Dataset items:

--- start ---

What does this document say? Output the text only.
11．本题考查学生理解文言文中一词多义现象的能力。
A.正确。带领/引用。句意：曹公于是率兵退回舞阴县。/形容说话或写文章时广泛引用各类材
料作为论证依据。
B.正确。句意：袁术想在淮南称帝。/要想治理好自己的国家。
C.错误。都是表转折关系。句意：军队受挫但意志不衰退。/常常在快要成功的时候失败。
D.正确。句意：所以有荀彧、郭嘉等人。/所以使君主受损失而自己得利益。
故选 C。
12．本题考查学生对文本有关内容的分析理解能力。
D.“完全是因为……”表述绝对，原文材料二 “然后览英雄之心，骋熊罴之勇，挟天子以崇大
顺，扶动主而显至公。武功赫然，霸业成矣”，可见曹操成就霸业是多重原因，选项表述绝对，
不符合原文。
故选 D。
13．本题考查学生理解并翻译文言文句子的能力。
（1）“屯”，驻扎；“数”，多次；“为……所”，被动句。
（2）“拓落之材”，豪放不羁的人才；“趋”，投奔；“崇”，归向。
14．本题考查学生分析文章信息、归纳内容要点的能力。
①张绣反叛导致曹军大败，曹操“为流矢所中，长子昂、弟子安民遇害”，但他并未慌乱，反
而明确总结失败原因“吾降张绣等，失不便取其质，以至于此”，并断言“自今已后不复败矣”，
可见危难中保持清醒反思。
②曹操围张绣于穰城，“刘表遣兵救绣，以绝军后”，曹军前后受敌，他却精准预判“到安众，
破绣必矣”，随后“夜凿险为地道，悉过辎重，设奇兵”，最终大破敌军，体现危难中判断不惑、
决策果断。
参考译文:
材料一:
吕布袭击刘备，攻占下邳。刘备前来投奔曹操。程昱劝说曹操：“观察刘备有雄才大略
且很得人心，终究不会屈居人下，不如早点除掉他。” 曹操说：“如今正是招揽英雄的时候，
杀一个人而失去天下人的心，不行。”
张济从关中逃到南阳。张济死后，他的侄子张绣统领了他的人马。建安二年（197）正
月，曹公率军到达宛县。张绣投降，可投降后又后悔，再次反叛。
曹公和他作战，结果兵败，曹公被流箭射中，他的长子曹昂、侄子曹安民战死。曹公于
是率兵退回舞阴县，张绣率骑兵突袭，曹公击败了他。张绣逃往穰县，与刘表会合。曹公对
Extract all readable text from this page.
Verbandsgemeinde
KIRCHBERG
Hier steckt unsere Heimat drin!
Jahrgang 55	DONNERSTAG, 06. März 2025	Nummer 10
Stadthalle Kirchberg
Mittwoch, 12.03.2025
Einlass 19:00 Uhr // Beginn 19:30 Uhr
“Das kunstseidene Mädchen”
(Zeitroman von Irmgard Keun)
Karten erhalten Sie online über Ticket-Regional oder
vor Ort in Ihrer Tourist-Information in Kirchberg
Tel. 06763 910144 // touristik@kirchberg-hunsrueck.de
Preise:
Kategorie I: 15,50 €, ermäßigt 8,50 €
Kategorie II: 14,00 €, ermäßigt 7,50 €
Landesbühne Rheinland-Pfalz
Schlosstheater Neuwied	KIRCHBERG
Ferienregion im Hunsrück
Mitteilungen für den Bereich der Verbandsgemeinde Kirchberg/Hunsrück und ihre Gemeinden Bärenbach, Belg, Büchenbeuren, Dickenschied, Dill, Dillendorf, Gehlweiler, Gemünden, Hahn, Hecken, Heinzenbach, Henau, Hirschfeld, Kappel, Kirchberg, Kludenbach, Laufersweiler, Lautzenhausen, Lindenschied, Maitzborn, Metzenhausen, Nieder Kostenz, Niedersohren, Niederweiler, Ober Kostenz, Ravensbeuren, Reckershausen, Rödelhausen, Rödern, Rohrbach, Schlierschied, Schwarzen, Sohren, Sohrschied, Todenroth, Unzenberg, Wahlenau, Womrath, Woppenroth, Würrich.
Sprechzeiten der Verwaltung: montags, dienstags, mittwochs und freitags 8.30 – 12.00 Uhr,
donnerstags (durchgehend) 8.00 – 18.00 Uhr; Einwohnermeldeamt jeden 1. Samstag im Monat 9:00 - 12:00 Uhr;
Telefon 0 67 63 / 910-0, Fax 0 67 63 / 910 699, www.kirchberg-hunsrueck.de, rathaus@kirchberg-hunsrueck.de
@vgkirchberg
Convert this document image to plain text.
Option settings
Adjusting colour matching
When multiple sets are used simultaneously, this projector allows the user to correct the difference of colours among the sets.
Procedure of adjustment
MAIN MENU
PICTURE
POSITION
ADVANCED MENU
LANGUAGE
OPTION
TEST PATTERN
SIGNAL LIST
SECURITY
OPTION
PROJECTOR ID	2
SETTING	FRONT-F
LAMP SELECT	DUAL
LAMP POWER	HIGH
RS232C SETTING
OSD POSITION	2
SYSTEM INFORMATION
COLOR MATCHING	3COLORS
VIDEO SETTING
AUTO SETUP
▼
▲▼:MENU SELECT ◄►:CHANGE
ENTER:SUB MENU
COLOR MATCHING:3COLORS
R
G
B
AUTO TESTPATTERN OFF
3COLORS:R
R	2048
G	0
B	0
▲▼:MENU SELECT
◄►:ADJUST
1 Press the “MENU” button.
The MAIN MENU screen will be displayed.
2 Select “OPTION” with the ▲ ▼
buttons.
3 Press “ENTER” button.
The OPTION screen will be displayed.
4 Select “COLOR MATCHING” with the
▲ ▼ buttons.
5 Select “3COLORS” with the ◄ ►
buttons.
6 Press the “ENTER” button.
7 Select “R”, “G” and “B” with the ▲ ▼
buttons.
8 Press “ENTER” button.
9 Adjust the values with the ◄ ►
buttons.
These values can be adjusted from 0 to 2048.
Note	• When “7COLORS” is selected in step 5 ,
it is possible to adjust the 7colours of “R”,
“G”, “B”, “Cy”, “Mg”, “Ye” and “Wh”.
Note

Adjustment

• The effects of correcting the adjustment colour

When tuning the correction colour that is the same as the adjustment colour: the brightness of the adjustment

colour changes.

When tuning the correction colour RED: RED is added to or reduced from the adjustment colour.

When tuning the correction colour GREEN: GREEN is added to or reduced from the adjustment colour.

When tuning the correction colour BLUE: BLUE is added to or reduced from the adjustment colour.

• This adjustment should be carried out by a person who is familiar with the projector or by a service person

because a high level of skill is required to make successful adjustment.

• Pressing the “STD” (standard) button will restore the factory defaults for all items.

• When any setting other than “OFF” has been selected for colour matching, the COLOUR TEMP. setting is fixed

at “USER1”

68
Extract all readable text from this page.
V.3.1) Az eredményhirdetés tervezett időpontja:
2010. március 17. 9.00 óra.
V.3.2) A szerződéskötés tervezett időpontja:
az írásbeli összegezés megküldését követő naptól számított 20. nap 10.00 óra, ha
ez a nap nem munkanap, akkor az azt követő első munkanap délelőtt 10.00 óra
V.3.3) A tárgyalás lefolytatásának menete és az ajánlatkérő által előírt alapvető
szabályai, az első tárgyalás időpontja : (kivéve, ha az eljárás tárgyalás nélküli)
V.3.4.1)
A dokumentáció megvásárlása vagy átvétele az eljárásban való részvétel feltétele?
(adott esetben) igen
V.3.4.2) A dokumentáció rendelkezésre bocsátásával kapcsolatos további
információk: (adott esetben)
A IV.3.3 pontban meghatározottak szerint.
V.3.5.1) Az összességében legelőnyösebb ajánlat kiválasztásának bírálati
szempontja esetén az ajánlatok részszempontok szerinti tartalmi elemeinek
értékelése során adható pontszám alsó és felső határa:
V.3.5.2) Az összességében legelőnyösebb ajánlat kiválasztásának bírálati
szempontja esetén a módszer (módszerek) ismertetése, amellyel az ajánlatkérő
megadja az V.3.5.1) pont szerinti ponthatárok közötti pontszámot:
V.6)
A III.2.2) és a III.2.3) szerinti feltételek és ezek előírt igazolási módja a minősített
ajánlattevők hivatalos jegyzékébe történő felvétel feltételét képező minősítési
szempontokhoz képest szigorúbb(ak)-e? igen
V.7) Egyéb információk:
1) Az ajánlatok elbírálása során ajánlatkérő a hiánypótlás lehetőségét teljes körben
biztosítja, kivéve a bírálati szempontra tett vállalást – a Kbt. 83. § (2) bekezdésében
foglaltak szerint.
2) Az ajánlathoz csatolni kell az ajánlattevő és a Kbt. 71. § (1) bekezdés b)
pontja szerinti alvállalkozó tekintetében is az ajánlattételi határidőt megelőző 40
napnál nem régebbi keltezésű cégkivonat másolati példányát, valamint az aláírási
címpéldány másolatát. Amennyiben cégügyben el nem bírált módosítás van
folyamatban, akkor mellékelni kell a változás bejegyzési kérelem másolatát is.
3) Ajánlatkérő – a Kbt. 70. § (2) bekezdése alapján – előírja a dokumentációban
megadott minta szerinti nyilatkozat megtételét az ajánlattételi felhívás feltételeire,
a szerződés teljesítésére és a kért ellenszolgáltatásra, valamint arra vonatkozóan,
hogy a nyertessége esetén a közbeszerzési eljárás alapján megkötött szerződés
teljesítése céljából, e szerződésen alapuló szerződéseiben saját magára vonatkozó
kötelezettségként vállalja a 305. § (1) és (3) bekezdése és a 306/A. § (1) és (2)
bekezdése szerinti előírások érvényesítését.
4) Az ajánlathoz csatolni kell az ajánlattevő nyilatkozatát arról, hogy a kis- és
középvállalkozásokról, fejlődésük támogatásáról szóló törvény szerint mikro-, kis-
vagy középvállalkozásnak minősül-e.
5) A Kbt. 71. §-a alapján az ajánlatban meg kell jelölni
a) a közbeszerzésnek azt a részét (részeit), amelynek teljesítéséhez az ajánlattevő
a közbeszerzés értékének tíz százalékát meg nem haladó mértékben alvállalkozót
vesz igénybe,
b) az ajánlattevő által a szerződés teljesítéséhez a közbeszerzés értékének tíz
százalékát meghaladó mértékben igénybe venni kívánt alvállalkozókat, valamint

--- end ---

What to produce: Of the lines in the data above, how many contain the word "reduced"? Give only that figure.

Problem solution: 3